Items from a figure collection
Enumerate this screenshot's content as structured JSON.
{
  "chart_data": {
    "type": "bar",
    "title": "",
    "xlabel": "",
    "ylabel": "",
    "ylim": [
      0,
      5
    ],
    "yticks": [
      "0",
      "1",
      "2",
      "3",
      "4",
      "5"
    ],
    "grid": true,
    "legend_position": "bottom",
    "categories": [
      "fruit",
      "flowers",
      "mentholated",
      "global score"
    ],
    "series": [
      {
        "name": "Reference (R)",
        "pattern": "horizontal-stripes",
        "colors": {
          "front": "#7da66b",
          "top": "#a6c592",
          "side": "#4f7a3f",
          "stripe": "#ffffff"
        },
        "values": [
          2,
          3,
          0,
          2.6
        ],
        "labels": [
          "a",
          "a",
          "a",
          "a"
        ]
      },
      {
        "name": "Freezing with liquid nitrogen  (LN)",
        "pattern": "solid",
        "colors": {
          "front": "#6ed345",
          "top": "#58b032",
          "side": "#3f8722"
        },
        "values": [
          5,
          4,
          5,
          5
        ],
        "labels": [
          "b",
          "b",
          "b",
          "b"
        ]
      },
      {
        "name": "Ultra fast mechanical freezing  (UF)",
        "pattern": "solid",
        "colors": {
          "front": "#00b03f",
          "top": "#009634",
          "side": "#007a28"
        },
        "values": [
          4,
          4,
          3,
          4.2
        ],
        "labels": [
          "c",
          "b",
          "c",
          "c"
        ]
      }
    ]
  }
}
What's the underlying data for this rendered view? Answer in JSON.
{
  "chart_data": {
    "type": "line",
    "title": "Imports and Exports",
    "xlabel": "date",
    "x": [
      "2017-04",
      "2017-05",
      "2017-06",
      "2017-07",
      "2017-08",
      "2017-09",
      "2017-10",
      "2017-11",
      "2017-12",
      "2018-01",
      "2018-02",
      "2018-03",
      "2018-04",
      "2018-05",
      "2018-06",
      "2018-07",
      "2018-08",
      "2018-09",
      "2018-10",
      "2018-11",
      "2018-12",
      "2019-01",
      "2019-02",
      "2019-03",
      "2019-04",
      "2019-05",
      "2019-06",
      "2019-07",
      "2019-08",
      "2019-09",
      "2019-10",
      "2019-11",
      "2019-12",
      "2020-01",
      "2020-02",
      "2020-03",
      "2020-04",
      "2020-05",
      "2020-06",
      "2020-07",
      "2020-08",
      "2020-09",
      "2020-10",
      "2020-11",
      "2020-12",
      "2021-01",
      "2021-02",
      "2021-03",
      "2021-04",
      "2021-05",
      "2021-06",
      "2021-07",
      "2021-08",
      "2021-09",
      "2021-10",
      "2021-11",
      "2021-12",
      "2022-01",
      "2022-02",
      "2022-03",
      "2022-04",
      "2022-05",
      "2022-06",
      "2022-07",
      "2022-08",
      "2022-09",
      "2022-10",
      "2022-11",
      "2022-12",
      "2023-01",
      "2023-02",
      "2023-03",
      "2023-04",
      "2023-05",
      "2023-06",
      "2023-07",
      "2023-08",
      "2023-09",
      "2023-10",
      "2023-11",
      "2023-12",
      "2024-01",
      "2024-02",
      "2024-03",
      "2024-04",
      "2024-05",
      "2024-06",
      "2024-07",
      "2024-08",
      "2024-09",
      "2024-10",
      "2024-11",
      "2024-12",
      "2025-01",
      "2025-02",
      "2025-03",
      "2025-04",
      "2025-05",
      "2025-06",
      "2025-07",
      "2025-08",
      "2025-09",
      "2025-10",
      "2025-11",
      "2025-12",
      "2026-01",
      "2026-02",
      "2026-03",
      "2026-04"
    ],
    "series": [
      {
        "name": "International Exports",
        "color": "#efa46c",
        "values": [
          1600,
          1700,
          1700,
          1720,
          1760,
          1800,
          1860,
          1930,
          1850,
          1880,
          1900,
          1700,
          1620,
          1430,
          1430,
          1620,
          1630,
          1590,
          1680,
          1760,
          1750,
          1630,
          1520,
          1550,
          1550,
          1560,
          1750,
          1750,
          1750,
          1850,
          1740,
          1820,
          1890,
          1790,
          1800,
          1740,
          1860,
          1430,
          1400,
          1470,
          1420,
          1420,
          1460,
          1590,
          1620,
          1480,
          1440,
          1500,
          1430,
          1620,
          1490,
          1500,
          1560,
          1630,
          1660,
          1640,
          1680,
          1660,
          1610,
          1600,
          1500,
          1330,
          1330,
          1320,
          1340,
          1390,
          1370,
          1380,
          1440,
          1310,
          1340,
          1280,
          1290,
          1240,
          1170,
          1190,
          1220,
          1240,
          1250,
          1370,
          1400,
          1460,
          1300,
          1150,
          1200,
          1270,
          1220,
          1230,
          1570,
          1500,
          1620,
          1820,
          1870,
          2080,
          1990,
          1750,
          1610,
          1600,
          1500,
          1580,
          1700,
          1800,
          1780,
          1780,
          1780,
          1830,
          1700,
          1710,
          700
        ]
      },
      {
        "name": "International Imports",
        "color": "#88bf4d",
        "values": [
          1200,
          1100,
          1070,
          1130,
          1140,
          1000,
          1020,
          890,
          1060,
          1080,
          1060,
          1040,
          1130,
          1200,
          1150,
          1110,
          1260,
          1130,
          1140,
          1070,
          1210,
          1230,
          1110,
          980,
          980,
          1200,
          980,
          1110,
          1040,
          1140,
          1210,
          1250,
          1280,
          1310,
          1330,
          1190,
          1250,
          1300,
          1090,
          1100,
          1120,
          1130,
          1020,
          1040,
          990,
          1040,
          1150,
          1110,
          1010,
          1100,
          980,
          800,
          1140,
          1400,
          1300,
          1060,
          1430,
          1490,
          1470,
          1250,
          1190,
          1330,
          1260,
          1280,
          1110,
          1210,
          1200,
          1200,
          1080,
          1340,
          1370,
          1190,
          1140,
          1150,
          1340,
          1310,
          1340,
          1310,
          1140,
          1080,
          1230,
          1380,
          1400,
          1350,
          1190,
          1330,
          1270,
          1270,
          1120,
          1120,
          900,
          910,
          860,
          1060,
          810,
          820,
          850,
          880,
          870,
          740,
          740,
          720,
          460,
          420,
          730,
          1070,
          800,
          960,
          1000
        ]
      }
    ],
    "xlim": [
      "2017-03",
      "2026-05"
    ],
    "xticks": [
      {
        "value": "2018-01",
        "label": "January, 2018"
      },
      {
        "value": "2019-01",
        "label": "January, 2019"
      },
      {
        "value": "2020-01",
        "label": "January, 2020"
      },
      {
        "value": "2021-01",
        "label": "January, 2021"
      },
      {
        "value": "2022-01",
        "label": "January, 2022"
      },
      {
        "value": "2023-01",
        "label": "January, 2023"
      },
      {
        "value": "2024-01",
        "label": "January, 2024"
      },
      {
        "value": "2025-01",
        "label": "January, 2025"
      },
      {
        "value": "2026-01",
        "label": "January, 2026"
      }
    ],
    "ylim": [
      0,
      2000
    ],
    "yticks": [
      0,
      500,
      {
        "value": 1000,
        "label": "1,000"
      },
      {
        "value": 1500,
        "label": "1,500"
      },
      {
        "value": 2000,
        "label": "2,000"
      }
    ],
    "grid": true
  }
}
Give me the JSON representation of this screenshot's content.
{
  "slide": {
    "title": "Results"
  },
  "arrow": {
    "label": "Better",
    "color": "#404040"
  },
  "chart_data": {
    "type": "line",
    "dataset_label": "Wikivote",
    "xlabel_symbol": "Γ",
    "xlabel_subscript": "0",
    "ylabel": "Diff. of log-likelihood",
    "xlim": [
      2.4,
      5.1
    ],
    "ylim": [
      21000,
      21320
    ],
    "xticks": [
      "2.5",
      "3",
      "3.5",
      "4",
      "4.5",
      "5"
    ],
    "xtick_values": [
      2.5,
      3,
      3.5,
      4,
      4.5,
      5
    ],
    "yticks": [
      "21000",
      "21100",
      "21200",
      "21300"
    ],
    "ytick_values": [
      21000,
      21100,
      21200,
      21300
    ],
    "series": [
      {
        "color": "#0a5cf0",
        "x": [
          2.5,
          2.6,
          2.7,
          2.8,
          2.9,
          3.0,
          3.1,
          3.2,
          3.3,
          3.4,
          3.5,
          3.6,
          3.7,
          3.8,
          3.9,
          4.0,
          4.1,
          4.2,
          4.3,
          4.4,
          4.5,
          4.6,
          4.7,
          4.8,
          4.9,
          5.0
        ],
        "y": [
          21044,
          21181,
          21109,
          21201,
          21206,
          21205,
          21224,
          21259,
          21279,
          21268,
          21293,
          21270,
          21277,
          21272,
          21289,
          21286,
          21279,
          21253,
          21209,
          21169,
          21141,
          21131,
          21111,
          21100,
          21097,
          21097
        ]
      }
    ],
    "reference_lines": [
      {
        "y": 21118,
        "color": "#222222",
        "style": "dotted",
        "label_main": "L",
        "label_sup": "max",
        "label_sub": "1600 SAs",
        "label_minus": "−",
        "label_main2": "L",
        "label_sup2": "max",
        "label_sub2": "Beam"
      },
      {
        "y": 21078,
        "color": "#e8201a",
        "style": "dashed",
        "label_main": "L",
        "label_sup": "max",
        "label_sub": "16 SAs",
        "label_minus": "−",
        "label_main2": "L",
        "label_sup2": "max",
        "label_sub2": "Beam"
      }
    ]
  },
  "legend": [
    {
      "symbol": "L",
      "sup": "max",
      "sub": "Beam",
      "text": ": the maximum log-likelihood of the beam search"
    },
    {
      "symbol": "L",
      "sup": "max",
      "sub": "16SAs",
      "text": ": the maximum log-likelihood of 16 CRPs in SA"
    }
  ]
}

**To do:** Check all the records above and select each line where the string "ylabel" is found.

**Answer below:**
    "ylabel": "",
    "ylabel": "Diff. of log-likelihood",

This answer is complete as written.